>> BEGIN
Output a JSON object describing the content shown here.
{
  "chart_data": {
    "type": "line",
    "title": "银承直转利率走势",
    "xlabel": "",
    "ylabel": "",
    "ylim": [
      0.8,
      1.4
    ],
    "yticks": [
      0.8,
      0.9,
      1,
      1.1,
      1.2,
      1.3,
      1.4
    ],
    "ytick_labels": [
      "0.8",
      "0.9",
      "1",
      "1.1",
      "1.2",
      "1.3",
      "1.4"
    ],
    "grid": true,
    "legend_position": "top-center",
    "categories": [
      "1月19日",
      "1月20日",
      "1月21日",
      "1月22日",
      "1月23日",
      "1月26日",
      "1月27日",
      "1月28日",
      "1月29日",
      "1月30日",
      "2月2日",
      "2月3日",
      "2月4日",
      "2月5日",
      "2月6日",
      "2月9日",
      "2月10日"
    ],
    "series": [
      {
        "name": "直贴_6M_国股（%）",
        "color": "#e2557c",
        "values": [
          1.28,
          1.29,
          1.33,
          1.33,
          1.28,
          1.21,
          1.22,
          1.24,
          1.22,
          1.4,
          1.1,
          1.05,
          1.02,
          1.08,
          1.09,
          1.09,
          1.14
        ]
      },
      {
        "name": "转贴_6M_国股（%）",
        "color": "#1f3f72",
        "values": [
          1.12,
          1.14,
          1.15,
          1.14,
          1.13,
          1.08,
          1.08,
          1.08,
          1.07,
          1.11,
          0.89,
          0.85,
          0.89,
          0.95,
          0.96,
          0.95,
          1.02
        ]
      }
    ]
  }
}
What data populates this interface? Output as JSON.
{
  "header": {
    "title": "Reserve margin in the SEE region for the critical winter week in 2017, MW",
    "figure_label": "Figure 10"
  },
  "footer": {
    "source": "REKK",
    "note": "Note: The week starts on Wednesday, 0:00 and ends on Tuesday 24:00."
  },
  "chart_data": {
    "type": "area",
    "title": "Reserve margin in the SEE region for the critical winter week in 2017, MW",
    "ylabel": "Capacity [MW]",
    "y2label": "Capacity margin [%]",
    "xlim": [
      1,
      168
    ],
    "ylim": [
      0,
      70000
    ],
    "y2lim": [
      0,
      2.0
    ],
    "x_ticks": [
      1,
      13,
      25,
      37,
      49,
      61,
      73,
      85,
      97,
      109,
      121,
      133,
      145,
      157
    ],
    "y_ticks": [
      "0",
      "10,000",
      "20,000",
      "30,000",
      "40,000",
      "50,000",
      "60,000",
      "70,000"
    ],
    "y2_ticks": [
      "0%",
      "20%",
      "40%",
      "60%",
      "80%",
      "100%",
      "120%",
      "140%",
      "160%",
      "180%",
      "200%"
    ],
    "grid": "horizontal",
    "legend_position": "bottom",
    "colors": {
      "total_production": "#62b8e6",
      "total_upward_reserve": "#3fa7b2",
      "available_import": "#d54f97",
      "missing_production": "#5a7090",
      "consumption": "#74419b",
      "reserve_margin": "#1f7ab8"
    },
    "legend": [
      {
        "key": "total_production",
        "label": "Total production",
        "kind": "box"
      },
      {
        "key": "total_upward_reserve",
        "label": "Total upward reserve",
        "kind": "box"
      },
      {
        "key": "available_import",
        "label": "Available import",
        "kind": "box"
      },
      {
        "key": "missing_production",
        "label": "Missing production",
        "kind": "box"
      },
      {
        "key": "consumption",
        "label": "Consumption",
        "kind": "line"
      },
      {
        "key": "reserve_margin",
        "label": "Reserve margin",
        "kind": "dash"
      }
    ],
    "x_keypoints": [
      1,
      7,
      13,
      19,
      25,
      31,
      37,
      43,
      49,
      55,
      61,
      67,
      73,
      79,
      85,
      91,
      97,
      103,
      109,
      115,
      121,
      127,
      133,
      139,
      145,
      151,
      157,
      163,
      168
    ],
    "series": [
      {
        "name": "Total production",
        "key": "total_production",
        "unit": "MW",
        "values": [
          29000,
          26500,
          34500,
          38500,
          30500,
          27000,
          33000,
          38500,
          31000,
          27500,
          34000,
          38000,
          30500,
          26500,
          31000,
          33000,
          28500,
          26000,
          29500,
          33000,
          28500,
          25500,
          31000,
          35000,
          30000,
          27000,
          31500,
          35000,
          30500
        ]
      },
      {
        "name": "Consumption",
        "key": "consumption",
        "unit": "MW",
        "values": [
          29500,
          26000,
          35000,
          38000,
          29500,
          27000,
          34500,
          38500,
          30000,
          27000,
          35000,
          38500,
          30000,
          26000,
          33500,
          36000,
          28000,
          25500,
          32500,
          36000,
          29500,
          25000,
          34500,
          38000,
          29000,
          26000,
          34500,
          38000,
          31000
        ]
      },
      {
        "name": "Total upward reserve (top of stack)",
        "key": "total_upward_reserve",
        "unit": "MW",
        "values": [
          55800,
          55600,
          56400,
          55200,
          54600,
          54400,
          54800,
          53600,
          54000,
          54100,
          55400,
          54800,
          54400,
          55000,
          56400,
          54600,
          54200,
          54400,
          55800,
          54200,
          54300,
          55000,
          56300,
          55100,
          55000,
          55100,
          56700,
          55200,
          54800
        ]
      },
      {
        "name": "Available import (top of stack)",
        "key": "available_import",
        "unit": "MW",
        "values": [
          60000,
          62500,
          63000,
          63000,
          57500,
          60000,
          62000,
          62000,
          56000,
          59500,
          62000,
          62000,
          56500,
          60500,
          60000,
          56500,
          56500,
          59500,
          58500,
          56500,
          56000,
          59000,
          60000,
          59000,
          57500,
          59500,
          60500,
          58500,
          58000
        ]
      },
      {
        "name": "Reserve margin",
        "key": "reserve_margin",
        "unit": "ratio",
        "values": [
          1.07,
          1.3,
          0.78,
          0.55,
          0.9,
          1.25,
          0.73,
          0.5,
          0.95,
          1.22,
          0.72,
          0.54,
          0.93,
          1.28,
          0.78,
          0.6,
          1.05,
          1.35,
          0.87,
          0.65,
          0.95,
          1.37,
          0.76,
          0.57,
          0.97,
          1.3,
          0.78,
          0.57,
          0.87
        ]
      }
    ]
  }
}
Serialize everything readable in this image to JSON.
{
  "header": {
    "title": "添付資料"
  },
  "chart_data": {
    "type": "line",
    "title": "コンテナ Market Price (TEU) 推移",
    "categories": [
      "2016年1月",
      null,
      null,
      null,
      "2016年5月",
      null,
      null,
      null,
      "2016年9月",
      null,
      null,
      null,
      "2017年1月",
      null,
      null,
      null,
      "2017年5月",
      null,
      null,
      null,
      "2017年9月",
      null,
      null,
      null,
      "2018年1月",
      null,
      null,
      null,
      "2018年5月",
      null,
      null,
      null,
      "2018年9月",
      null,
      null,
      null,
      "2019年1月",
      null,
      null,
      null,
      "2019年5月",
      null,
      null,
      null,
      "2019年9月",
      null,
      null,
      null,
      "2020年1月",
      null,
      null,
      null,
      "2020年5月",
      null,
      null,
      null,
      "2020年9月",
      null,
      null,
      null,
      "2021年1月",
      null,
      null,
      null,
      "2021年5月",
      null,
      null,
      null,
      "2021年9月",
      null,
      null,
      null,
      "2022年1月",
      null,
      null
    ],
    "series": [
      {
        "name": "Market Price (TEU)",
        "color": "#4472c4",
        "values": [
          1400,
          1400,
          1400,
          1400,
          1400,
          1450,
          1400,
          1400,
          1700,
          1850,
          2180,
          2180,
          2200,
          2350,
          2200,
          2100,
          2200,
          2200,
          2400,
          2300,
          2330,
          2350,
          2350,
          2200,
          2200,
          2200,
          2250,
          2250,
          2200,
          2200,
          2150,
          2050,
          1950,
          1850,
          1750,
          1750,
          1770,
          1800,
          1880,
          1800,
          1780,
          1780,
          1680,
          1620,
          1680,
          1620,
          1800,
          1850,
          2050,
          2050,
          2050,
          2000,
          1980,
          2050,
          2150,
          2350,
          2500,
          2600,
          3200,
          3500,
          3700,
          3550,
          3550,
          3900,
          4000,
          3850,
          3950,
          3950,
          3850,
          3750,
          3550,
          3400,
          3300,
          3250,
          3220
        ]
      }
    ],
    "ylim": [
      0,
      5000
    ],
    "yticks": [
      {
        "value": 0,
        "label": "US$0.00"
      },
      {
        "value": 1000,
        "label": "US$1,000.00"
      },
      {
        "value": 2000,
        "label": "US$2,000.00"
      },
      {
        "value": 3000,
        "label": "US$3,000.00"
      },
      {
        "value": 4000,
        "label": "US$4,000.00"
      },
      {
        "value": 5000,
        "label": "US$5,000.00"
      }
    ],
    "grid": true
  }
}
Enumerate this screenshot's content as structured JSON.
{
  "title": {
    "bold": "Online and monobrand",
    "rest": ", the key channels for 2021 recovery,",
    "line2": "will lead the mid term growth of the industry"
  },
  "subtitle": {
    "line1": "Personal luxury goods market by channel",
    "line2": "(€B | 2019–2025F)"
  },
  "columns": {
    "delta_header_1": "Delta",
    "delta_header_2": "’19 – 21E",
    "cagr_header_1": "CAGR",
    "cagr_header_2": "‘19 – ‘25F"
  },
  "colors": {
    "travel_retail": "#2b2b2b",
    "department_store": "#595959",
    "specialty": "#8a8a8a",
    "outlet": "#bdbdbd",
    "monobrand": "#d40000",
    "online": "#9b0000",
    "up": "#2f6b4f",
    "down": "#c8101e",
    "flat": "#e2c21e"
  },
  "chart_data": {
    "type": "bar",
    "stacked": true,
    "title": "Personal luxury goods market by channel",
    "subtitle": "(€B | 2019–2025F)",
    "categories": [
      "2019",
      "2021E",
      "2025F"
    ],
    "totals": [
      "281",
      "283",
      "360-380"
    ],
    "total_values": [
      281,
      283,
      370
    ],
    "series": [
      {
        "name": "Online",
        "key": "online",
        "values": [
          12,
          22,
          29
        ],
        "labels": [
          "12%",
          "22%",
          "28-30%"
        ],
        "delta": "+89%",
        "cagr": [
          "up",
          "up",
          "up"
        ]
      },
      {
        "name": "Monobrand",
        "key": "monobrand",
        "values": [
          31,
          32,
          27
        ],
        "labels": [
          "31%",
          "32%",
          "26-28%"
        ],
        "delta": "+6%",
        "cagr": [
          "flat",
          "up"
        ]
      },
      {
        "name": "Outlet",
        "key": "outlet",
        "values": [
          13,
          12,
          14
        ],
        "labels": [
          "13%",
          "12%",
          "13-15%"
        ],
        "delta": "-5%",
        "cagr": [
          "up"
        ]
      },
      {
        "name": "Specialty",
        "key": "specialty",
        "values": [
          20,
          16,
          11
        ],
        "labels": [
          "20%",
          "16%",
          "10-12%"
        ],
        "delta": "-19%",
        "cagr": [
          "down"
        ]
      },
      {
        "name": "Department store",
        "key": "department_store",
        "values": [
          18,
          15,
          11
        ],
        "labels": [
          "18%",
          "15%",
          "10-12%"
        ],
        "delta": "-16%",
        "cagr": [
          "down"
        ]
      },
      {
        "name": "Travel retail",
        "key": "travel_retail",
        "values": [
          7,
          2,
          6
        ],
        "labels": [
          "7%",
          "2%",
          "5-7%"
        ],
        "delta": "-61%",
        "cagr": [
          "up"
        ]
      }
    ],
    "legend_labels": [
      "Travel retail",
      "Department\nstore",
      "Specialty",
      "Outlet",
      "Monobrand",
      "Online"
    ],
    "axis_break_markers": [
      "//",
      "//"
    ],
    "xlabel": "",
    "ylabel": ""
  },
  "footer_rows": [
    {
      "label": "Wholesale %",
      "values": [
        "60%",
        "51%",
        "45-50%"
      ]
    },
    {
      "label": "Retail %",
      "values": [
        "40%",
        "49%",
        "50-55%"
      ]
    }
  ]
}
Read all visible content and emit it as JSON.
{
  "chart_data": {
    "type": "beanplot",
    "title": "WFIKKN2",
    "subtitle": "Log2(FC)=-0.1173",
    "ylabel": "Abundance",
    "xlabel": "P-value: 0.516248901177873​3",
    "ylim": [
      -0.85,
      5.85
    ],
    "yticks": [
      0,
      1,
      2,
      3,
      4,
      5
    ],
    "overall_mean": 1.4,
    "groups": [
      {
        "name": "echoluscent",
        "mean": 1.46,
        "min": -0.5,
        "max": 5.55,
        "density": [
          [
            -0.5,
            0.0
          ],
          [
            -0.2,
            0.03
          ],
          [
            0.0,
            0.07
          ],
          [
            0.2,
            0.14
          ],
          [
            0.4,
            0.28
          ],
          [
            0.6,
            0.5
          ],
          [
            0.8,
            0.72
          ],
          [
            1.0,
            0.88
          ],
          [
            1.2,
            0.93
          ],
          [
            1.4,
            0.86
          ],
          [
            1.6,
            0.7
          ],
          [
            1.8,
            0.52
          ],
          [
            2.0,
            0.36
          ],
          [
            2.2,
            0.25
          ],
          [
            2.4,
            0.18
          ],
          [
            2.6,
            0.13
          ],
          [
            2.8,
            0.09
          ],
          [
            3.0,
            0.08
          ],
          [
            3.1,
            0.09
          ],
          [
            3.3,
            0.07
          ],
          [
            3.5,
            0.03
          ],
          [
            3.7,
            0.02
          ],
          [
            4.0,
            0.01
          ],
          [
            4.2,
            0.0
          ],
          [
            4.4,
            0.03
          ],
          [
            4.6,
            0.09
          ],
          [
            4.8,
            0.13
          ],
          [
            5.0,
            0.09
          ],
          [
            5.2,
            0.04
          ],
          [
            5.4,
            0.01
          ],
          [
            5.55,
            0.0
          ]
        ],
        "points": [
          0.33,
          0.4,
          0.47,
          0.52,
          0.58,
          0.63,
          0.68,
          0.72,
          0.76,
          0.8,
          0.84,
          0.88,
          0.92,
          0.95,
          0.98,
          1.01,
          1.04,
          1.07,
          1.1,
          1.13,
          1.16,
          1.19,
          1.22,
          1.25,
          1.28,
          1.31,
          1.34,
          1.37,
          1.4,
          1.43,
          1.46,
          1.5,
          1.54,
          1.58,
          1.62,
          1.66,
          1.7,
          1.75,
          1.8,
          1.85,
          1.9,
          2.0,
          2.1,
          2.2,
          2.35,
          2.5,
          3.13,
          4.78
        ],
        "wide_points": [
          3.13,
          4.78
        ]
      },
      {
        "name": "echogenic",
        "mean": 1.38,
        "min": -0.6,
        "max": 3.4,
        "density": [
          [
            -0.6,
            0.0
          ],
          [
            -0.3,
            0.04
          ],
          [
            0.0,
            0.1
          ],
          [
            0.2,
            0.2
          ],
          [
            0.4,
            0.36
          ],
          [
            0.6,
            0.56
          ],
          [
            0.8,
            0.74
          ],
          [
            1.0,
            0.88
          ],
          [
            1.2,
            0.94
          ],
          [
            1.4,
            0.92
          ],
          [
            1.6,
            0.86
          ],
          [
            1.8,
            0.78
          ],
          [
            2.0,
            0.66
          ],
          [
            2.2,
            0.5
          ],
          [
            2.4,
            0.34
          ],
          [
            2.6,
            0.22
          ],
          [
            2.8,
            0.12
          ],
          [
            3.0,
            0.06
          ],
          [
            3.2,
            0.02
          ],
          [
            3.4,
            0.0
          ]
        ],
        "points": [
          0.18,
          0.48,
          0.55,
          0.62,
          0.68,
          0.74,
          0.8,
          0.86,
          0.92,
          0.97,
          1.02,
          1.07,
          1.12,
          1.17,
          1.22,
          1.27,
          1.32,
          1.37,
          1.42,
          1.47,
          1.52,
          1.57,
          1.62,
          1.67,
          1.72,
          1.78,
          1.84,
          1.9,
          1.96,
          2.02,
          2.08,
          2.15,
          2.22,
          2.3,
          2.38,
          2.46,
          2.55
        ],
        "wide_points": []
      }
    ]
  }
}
>> END
## Task statement
Report how many lines of the data contain the word "Output", using the number alone.

## Full answer
2